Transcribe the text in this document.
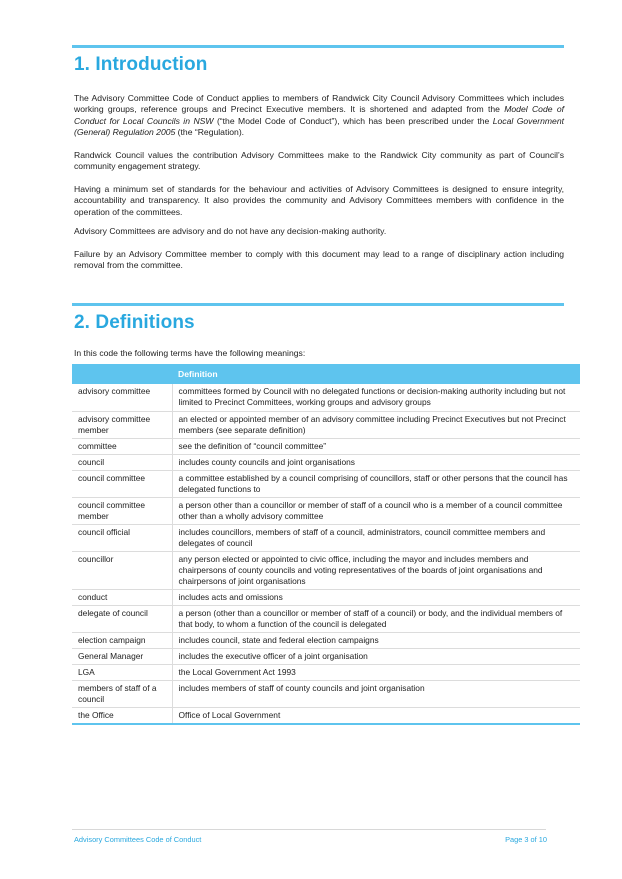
1. Introduction

The Advisory Committee Code of Conduct applies to members of Randwick City Council Advisory Committees which includes working groups, reference groups and Precinct Executive members. It is shortened and adapted from the Model Code of Conduct for Local Councils in NSW (“the Model Code of Conduct”), which has been prescribed under the Local Government (General) Regulation 2005 (the “Regulation).

Randwick Council values the contribution Advisory Committees make to the Randwick City community as part of Council’s community engagement strategy.

Having a minimum set of standards for the behaviour and activities of Advisory Committees is designed to ensure integrity, accountability and transparency. It also provides the community and Advisory Committees members with confidence in the operation of the committees.

Advisory Committees are advisory and do not have any decision-making authority.

Failure by an Advisory Committee member to comply with this document may lead to a range of disciplinary action including removal from the committee.

2. Definitions

In this code the following terms have the following meanings:

	Definition
advisory committee	committees formed by Council with no delegated functions or decision-making authority including but not limited to Precinct Committees, working groups and advisory groups
advisory committee member	an elected or appointed member of an advisory committee including Precinct Executives but not Precinct members (see separate definition)
committee	see the definition of “council committee”
council	includes county councils and joint organisations
council committee	a committee established by a council comprising of councillors, staff or other persons that the council has delegated functions to
council committee member	a person other than a councillor or member of staff of a council who is a member of a council committee other than a wholly advisory committee
council official	includes councillors, members of staff of a council, administrators, council committee members and delegates of council
councillor	any person elected or appointed to civic office, including the mayor and includes members and chairpersons of county councils and voting representatives of the boards of joint organisations and chairpersons of joint organisations
conduct	includes acts and omissions
delegate of council	a person (other than a councillor or member of staff of a council) or body, and the individual members of that body, to whom a function of the council is delegated
election campaign	includes council, state and federal election campaigns
General Manager	includes the executive officer of a joint organisation
LGA	the Local Government Act 1993
members of staff of a council	includes members of staff of county councils and joint organisation
the Office	Office of Local Government

Advisory Committees Code of Conduct	Page 3 of 10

■ ■ ■ ■ ■ ■ ■

Description of the task →
The data should be printed again unchanged; leave its pictures out.

Answer to the task →
Transcribe the text in this document.
1. Introduction

The Advisory Committee Code of Conduct applies to members of Randwick City Council Advisory Committees which includes working groups, reference groups and Precinct Executive members. It is shortened and adapted from the Model Code of Conduct for Local Councils in NSW (“the Model Code of Conduct”), which has been prescribed under the Local Government (General) Regulation 2005 (the “Regulation).

Randwick Council values the contribution Advisory Committees make to the Randwick City community as part of Council’s community engagement strategy.

Having a minimum set of standards for the behaviour and activities of Advisory Committees is designed to ensure integrity, accountability and transparency. It also provides the community and Advisory Committees members with confidence in the operation of the committees.

Advisory Committees are advisory and do not have any decision-making authority.

Failure by an Advisory Committee member to comply with this document may lead to a range of disciplinary action including removal from the committee.

2. Definitions

In this code the following terms have the following meanings:

	Definition
advisory committee	committees formed by Council with no delegated functions or decision-making authority including but not limited to Precinct Committees, working groups and advisory groups
advisory committee member	an elected or appointed member of an advisory committee including Precinct Executives but not Precinct members (see separate definition)
committee	see the definition of “council committee”
council	includes county councils and joint organisations
council committee	a committee established by a council comprising of councillors, staff or other persons that the council has delegated functions to
council committee member	a person other than a councillor or member of staff of a council who is a member of a council committee other than a wholly advisory committee
council official	includes councillors, members of staff of a council, administrators, council committee members and delegates of council
councillor	any person elected or appointed to civic office, including the mayor and includes members and chairpersons of county councils and voting representatives of the boards of joint organisations and chairpersons of joint organisations
conduct	includes acts and omissions
delegate of council	a person (other than a councillor or member of staff of a council) or body, and the individual members of that body, to whom a function of the council is delegated
election campaign	includes council, state and federal election campaigns
General Manager	includes the executive officer of a joint organisation
LGA	the Local Government Act 1993
members of staff of a council	includes members of staff of county councils and joint organisation
the Office	Office of Local Government

Advisory Committees Code of Conduct	Page 3 of 10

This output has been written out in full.